• _Excerpt provided_
--- START ---
Such was the case when Carrie Bailey found a crazy surge in traffic to a post on her site where she interviewed me. Of course, I'm in love with her so I'm thrilled about anything that draws her attention to me but I have no idea why that happened. I'm not equipped to address questions regarding me and popularity. As a vibrant, creative woman , Carrie has her own ideas. She also loves writing and coffee and me, although maybe not in that order. That's why she wrote this:
Clark is famous. Not famous like being photographed on the
red carpet - nominated for an Oscar - dating younger women who’ve been under
the knife more times than they’ve spelled their own name correctly. Not that.
Not yet. But, he is officially a real talent.
One-to-watch. The elusive up and coming of the writing community. Hold the
fruit when he takes the stage. He has fans.
Yep, Clark Brooks has clawed, joked and tickled his way from
obscurity to a guaranteed source of viral internet traffic. He is a man in
demand.
Fact.
Just this week, his interview, Clark
Brooks: My Favorite Funny Man, on Peevish Penman received 1400 hits.
Overall, he’s been read more than 9000 times…on a blog, which has been archived
for over a year. Seriously, that’s like selling out an open-air venue in
Antarctica. If Clark Brooks was a stock and not just another golden
personality, now would be the time to buy.
Clark has got the funny.
So, now that we know we’re all about be the people who knew
Clark before, it’s time to take
action, take advantage and capitalize on his popularity before he hires a team of bodyguards.
And just as show of goodwill to everyone about to share my
good fortune, I’ve complied a list of 20 favors everyone should ask of Clark to
make sure that all of us little people get a cushy place on his bandwagon.
Get his home telephone
number – Pay your rent or mortgage for the year by selling a small slice of
Clark’s privacy to the media. Don’t worry – he’ll understand.
Have Clark sign a
book – It doesn’t have to be his
book necessarily. We just need a sample of his John Handcock that is clear and
easy to forge for when his biography is released.
Take pictures with
Clark – At least a dozen. Find him at Christmas party, in the street, at
home and snap, snap, snap! You’re going to want enough so you can post one or
two a year online and make it seem like he’s still willing to hang out with
you.
--- END ---
• _Available data_
--- START ---
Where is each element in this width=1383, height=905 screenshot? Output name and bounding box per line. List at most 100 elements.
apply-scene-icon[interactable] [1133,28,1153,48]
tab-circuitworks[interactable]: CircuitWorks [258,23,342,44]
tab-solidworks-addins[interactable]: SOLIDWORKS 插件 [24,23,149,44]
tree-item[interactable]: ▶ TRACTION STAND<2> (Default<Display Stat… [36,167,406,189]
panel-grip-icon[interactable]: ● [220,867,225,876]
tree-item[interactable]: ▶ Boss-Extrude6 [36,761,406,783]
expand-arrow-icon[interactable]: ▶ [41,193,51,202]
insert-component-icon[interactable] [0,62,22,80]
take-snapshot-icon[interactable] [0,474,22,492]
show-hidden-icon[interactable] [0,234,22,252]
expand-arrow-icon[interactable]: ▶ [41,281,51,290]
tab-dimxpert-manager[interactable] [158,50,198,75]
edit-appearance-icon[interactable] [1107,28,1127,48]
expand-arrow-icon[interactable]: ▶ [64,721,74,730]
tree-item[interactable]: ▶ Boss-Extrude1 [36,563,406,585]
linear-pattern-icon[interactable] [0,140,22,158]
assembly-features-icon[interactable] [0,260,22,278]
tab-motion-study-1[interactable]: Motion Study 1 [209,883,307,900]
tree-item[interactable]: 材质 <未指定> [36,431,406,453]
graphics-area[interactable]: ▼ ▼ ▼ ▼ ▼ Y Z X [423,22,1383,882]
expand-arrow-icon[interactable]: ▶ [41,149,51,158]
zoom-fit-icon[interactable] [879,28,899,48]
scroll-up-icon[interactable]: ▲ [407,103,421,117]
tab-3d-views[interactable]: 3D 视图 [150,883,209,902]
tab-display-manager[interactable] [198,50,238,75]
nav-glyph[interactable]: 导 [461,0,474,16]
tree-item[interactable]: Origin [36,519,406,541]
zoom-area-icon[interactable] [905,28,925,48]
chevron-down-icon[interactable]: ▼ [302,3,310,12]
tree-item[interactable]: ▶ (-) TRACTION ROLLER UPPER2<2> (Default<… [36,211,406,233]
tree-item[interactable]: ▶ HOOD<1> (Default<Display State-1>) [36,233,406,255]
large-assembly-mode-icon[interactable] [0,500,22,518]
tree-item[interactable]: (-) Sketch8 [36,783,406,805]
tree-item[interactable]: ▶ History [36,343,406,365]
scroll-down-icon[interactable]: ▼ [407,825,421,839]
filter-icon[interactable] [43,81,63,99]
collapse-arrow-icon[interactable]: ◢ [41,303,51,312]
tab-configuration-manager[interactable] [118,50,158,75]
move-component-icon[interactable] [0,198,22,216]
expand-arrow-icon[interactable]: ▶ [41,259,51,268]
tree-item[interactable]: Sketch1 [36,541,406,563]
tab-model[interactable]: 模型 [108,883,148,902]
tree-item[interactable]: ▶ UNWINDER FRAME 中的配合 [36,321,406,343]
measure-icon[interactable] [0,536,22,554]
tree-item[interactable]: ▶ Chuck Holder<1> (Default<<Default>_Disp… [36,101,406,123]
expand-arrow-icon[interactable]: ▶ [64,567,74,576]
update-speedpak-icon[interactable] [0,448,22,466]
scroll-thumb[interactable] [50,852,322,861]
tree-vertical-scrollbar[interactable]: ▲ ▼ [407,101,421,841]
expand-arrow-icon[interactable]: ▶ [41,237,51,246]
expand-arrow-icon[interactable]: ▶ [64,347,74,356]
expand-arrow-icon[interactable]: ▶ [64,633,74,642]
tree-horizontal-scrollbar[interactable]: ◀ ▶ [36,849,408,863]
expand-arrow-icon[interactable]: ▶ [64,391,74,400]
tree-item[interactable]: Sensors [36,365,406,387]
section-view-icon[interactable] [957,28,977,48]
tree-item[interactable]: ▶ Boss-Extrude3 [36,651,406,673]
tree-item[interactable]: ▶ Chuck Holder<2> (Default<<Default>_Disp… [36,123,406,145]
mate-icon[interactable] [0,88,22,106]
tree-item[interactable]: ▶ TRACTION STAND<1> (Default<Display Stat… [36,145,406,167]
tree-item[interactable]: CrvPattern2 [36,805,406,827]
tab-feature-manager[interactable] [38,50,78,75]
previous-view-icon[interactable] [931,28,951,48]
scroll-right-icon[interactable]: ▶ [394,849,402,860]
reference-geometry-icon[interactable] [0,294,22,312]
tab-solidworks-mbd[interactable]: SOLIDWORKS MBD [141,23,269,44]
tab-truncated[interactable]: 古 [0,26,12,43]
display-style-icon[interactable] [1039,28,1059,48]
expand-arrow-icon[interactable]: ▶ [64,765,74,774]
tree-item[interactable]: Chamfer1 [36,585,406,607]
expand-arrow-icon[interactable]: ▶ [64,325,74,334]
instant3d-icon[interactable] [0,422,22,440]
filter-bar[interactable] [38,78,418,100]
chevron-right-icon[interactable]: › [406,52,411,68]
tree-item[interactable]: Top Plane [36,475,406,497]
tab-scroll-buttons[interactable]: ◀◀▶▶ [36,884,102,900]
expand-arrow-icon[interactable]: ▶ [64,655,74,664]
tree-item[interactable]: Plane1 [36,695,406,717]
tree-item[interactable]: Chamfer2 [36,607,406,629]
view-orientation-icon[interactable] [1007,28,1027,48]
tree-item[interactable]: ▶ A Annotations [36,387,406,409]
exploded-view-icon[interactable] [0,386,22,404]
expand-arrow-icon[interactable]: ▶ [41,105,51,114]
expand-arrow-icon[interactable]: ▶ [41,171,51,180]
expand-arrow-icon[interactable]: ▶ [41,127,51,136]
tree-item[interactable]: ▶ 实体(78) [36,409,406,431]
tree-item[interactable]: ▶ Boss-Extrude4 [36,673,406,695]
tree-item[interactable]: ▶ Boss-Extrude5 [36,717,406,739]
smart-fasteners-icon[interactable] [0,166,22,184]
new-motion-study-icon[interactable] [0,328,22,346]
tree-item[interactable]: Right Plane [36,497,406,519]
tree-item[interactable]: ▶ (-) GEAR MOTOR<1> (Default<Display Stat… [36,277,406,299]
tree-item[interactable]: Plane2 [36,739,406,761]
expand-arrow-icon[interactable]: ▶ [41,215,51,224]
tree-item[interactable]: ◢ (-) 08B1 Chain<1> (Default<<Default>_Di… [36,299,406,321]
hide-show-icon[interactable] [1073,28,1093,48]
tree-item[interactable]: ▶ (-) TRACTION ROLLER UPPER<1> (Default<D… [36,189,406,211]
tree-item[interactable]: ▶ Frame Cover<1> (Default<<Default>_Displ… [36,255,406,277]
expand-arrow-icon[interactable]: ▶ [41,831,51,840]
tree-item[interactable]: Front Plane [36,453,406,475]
--- END ---
• _Set of tasks_
[A] In the blog post about Clark Brooks, how many hits did his interview on Peevish Penman receive in a single week?
[B] Duplicate the stretch of the blog post about Clark Brooks from "Such was the" through "correctly. Not that.".

• _Your written answers_
[A] 1400 hits.

[B]
Such was the case when Carrie Bailey found a crazy surge in traffic to a post on her site where she interviewed me. Of course, I'm in love with her so I'm thrilled about anything that draws her attention to me but I have no idea why that happened. I'm not equipped to address questions regarding me and popularity. As a vibrant, creative woman , Carrie has her own ideas. She also loves writing and coffee and me, although maybe not in that order. That's why she wrote this:
Clark is famous. Not famous like being photographed on the
red carpet - nominated for an Oscar - dating younger women who’ve been under
the knife more times than they’ve spelled their own name correctly. Not that.